◆ Work instructions: Pick out each line of the records in which the word "this" appears.

BEGIN Entries supplied

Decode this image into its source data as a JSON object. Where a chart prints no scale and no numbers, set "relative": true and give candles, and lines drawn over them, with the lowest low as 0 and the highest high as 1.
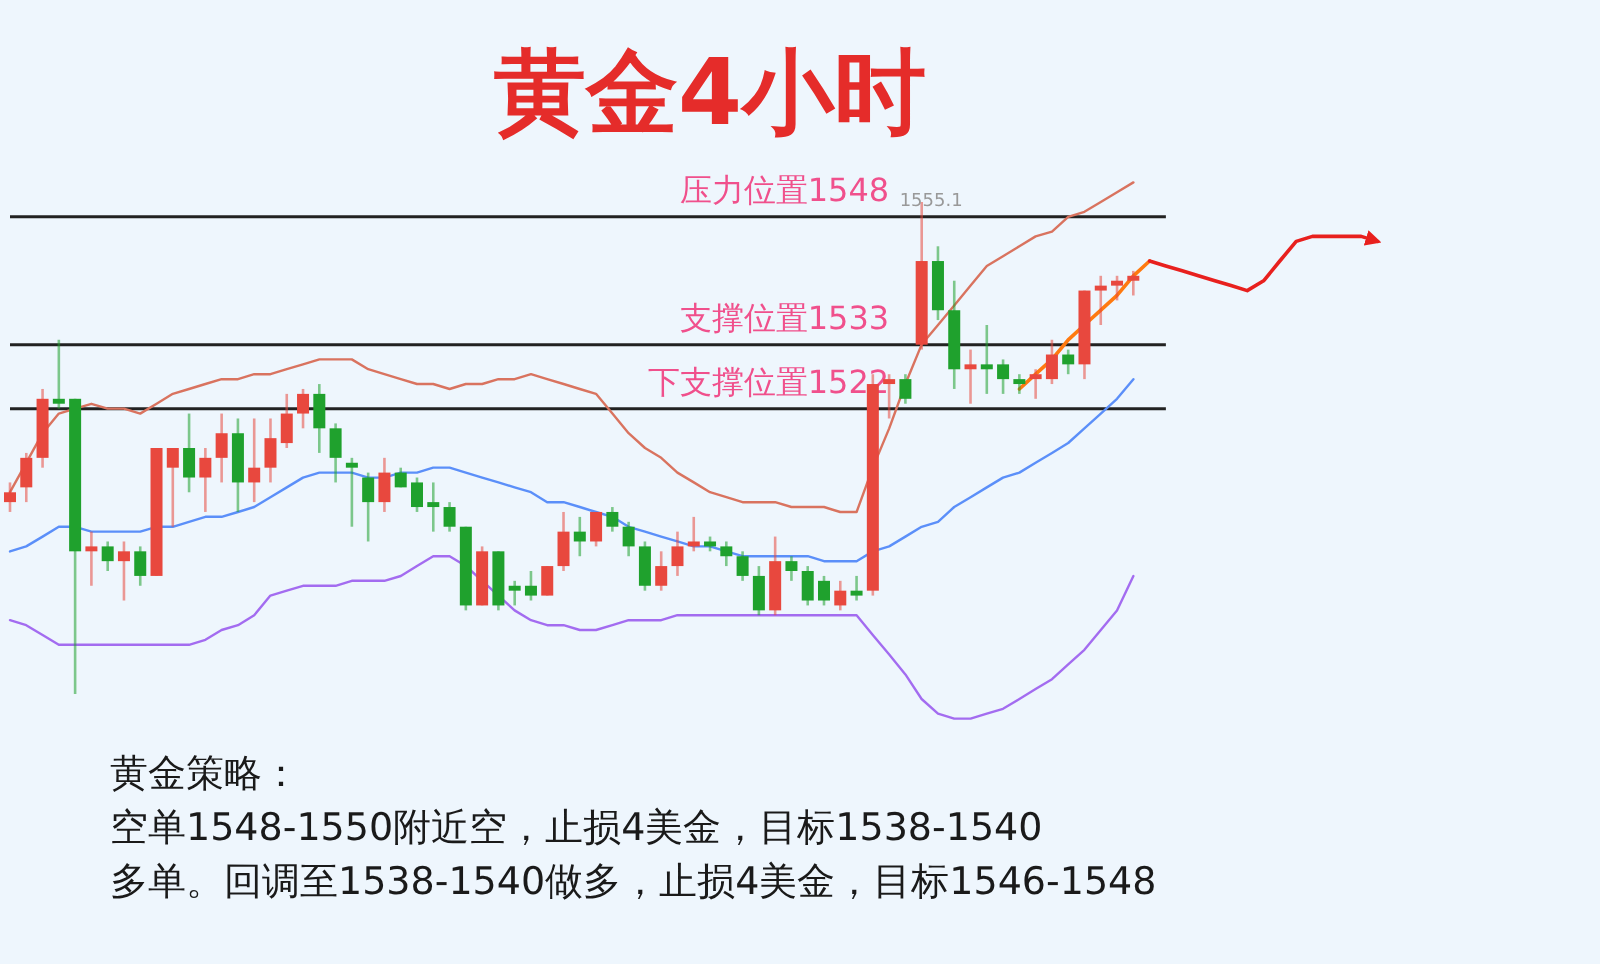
{
  "chart_data": {
    "type": "candlestick",
    "title": "黄金4小时",
    "relative": true,
    "categories": [
      null,
      null,
      null,
      null,
      null,
      null,
      null,
      null,
      null,
      null,
      null,
      null,
      null,
      null,
      null,
      null,
      null,
      null,
      null,
      null,
      null,
      null,
      null,
      null,
      null,
      null,
      null,
      null,
      null,
      null,
      null,
      null,
      null,
      null,
      null,
      null,
      null,
      null,
      null,
      null,
      null,
      null,
      null,
      null,
      null,
      null,
      null,
      null,
      null,
      null,
      null,
      null,
      null,
      null,
      null,
      null,
      null,
      null,
      null,
      null,
      null,
      null,
      null,
      null,
      null,
      null,
      null,
      null,
      null,
      null,
      null,
      null,
      null,
      null,
      null,
      null,
      null,
      null,
      null,
      null,
      null,
      null,
      null,
      null,
      null
    ],
    "ohlc": [
      [
        0.39,
        0.43,
        0.37,
        0.41
      ],
      [
        0.42,
        0.49,
        0.39,
        0.48
      ],
      [
        0.48,
        0.62,
        0.46,
        0.6
      ],
      [
        0.6,
        0.72,
        0.58,
        0.59
      ],
      [
        0.6,
        0.6,
        0,
        0.29
      ],
      [
        0.29,
        0.33,
        0.22,
        0.3
      ],
      [
        0.3,
        0.31,
        0.25,
        0.27
      ],
      [
        0.27,
        0.31,
        0.19,
        0.29
      ],
      [
        0.29,
        0.3,
        0.22,
        0.24
      ],
      [
        0.24,
        0.5,
        0.24,
        0.5
      ],
      [
        0.46,
        0.5,
        0.34,
        0.5
      ],
      [
        0.5,
        0.57,
        0.41,
        0.44
      ],
      [
        0.44,
        0.5,
        0.37,
        0.48
      ],
      [
        0.48,
        0.57,
        0.43,
        0.53
      ],
      [
        0.53,
        0.56,
        0.37,
        0.43
      ],
      [
        0.43,
        0.56,
        0.39,
        0.46
      ],
      [
        0.46,
        0.56,
        0.43,
        0.52
      ],
      [
        0.51,
        0.61,
        0.5,
        0.57
      ],
      [
        0.57,
        0.62,
        0.54,
        0.61
      ],
      [
        0.61,
        0.63,
        0.49,
        0.54
      ],
      [
        0.54,
        0.55,
        0.43,
        0.48
      ],
      [
        0.47,
        0.48,
        0.34,
        0.46
      ],
      [
        0.44,
        0.45,
        0.31,
        0.39
      ],
      [
        0.39,
        0.48,
        0.37,
        0.45
      ],
      [
        0.45,
        0.46,
        0.42,
        0.42
      ],
      [
        0.43,
        0.44,
        0.37,
        0.38
      ],
      [
        0.39,
        0.43,
        0.33,
        0.38
      ],
      [
        0.38,
        0.39,
        0.33,
        0.34
      ],
      [
        0.34,
        0.34,
        0.17,
        0.18
      ],
      [
        0.18,
        0.3,
        0.18,
        0.29
      ],
      [
        0.29,
        0.29,
        0.17,
        0.18
      ],
      [
        0.22,
        0.23,
        0.18,
        0.21
      ],
      [
        0.22,
        0.25,
        0.19,
        0.2
      ],
      [
        0.2,
        0.26,
        0.2,
        0.26
      ],
      [
        0.26,
        0.37,
        0.25,
        0.33
      ],
      [
        0.33,
        0.36,
        0.28,
        0.31
      ],
      [
        0.31,
        0.37,
        0.3,
        0.37
      ],
      [
        0.37,
        0.38,
        0.33,
        0.34
      ],
      [
        0.34,
        0.35,
        0.28,
        0.3
      ],
      [
        0.3,
        0.31,
        0.21,
        0.22
      ],
      [
        0.22,
        0.29,
        0.21,
        0.26
      ],
      [
        0.26,
        0.33,
        0.24,
        0.3
      ],
      [
        0.3,
        0.36,
        0.29,
        0.31
      ],
      [
        0.31,
        0.32,
        0.29,
        0.3
      ],
      [
        0.3,
        0.31,
        0.26,
        0.28
      ],
      [
        0.28,
        0.29,
        0.23,
        0.24
      ],
      [
        0.24,
        0.26,
        0.16,
        0.17
      ],
      [
        0.17,
        0.32,
        0.16,
        0.27
      ],
      [
        0.27,
        0.28,
        0.23,
        0.25
      ],
      [
        0.25,
        0.26,
        0.18,
        0.19
      ],
      [
        0.23,
        0.24,
        0.18,
        0.19
      ],
      [
        0.18,
        0.23,
        0.17,
        0.21
      ],
      [
        0.21,
        0.24,
        0.19,
        0.2
      ],
      [
        0.21,
        0.65,
        0.2,
        0.63
      ],
      [
        0.63,
        0.65,
        0.56,
        0.64
      ],
      [
        0.64,
        0.65,
        0.59,
        0.6
      ],
      [
        0.71,
        1,
        0.7,
        0.88
      ],
      [
        0.88,
        0.91,
        0.76,
        0.78
      ],
      [
        0.78,
        0.84,
        0.62,
        0.66
      ],
      [
        0.66,
        0.7,
        0.59,
        0.67
      ],
      [
        0.67,
        0.75,
        0.61,
        0.66
      ],
      [
        0.67,
        0.68,
        0.61,
        0.64
      ],
      [
        0.64,
        0.65,
        0.61,
        0.63
      ],
      [
        0.64,
        0.66,
        0.6,
        0.65
      ],
      [
        0.64,
        0.72,
        0.63,
        0.69
      ],
      [
        0.69,
        0.7,
        0.65,
        0.67
      ],
      [
        0.67,
        0.82,
        0.64,
        0.82
      ],
      [
        0.82,
        0.85,
        0.75,
        0.83
      ],
      [
        0.83,
        0.85,
        0.8,
        0.84
      ],
      [
        0.84,
        0.86,
        0.81,
        0.85
      ],
      null,
      null,
      null,
      null,
      null,
      null,
      null,
      null,
      null,
      null,
      null,
      null,
      null,
      null,
      null
    ],
    "series": [
      {
        "type": "line",
        "color": "#d9735f",
        "values": [
          0.41,
          0.47,
          0.53,
          0.57,
          0.58,
          0.59,
          0.58,
          0.58,
          0.57,
          0.59,
          0.61,
          0.62,
          0.63,
          0.64,
          0.64,
          0.65,
          0.65,
          0.66,
          0.67,
          0.68,
          0.68,
          0.68,
          0.66,
          0.65,
          0.64,
          0.63,
          0.63,
          0.62,
          0.63,
          0.63,
          0.64,
          0.64,
          0.65,
          0.64,
          0.63,
          0.62,
          0.61,
          0.57,
          0.53,
          0.5,
          0.48,
          0.45,
          0.43,
          0.41,
          0.4,
          0.39,
          0.39,
          0.39,
          0.38,
          0.38,
          0.38,
          0.37,
          0.37,
          0.46,
          0.54,
          0.63,
          0.71,
          0.75,
          0.79,
          0.83,
          0.87,
          0.89,
          0.91,
          0.93,
          0.94,
          0.97,
          0.98,
          1.0,
          1.02,
          1.04,
          null,
          null,
          null,
          null,
          null,
          null,
          null,
          null,
          null,
          null,
          null,
          null,
          null,
          null,
          null
        ]
      },
      {
        "type": "line",
        "color": "#5b8ff9",
        "values": [
          0.29,
          0.3,
          0.32,
          0.34,
          0.34,
          0.33,
          0.33,
          0.33,
          0.33,
          0.34,
          0.34,
          0.35,
          0.36,
          0.36,
          0.37,
          0.38,
          0.4,
          0.42,
          0.44,
          0.45,
          0.45,
          0.45,
          0.44,
          0.44,
          0.45,
          0.45,
          0.46,
          0.46,
          0.45,
          0.44,
          0.43,
          0.42,
          0.41,
          0.39,
          0.39,
          0.38,
          0.37,
          0.36,
          0.34,
          0.33,
          0.32,
          0.31,
          0.3,
          0.3,
          0.29,
          0.28,
          0.28,
          0.28,
          0.28,
          0.28,
          0.27,
          0.27,
          0.27,
          0.29,
          0.3,
          0.32,
          0.34,
          0.35,
          0.38,
          0.4,
          0.42,
          0.44,
          0.45,
          0.47,
          0.49,
          0.51,
          0.54,
          0.57,
          0.6,
          0.64,
          null,
          null,
          null,
          null,
          null,
          null,
          null,
          null,
          null,
          null,
          null,
          null,
          null,
          null,
          null
        ]
      },
      {
        "type": "line",
        "color": "#a36cf0",
        "values": [
          0.15,
          0.14,
          0.12,
          0.1,
          0.1,
          0.1,
          0.1,
          0.1,
          0.1,
          0.1,
          0.1,
          0.1,
          0.11,
          0.13,
          0.14,
          0.16,
          0.2,
          0.21,
          0.22,
          0.22,
          0.22,
          0.23,
          0.23,
          0.23,
          0.24,
          0.26,
          0.28,
          0.28,
          0.26,
          0.23,
          0.2,
          0.17,
          0.15,
          0.14,
          0.14,
          0.13,
          0.13,
          0.14,
          0.15,
          0.15,
          0.15,
          0.16,
          0.16,
          0.16,
          0.16,
          0.16,
          0.16,
          0.16,
          0.16,
          0.16,
          0.16,
          0.16,
          0.16,
          0.12,
          0.08,
          0.04,
          -0.01,
          -0.04,
          -0.05,
          -0.05,
          -0.04,
          -0.03,
          -0.01,
          0.01,
          0.03,
          0.06,
          0.09,
          0.13,
          0.17,
          0.24,
          null,
          null,
          null,
          null,
          null,
          null,
          null,
          null,
          null,
          null,
          null,
          null,
          null,
          null,
          null
        ]
      },
      {
        "type": "line",
        "color": "#ff7a10",
        "values": [
          null,
          null,
          null,
          null,
          null,
          null,
          null,
          null,
          null,
          null,
          null,
          null,
          null,
          null,
          null,
          null,
          null,
          null,
          null,
          null,
          null,
          null,
          null,
          null,
          null,
          null,
          null,
          null,
          null,
          null,
          null,
          null,
          null,
          null,
          null,
          null,
          null,
          null,
          null,
          null,
          null,
          null,
          null,
          null,
          null,
          null,
          null,
          null,
          null,
          null,
          null,
          null,
          null,
          null,
          null,
          null,
          null,
          null,
          null,
          null,
          null,
          null,
          0.62,
          0.65,
          0.68,
          0.72,
          0.75,
          0.78,
          0.81,
          0.85,
          0.88,
          null,
          null,
          null,
          null,
          null,
          null,
          null,
          null,
          null,
          null,
          null,
          null,
          null,
          null
        ]
      },
      {
        "type": "line",
        "color": "#e8201e",
        "values": [
          null,
          null,
          null,
          null,
          null,
          null,
          null,
          null,
          null,
          null,
          null,
          null,
          null,
          null,
          null,
          null,
          null,
          null,
          null,
          null,
          null,
          null,
          null,
          null,
          null,
          null,
          null,
          null,
          null,
          null,
          null,
          null,
          null,
          null,
          null,
          null,
          null,
          null,
          null,
          null,
          null,
          null,
          null,
          null,
          null,
          null,
          null,
          null,
          null,
          null,
          null,
          null,
          null,
          null,
          null,
          null,
          null,
          null,
          null,
          null,
          null,
          null,
          null,
          null,
          null,
          null,
          null,
          null,
          null,
          null,
          0.88,
          0.87,
          0.86,
          0.85,
          0.84,
          0.83,
          0.82,
          0.84,
          0.88,
          0.92,
          0.93,
          0.93,
          0.93,
          0.93,
          0.92
        ]
      }
    ],
    "ref_lines": [
      {
        "axis": "y",
        "value": 0.97,
        "label": "压力位置1548",
        "color": "#222222"
      },
      {
        "axis": "y",
        "value": 0.71,
        "label": "支撑位置1533",
        "color": "#222222"
      },
      {
        "axis": "y",
        "value": 0.58,
        "label": "下支撑位置1522",
        "color": "#222222"
      }
    ],
    "annotations": [
      {
        "text": "1555.1",
        "y": 1
      },
      "黄金策略：",
      "空单1548-1550附近空，止损4美金，目标1538-1540",
      "多单。回调至1538-1540做多，止损4美金，目标1546-1548"
    ]
  }
}
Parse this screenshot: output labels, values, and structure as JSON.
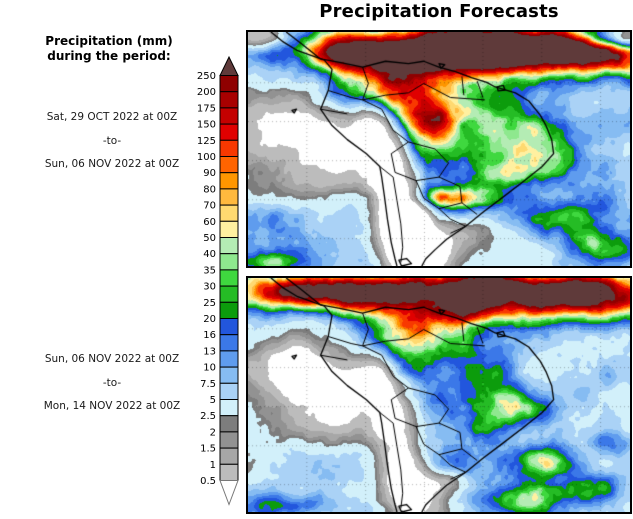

END Entries supplied

◆ Exercise solution:
Decode this image into its source data as a JSON object. Where a chart prints no scale and no numbers, set "relative": true and give candles, and lines drawn over them, with the lowest low as 0 and the highest high as 1.
Parse this screenshot: output labels, values, and structure as JSON.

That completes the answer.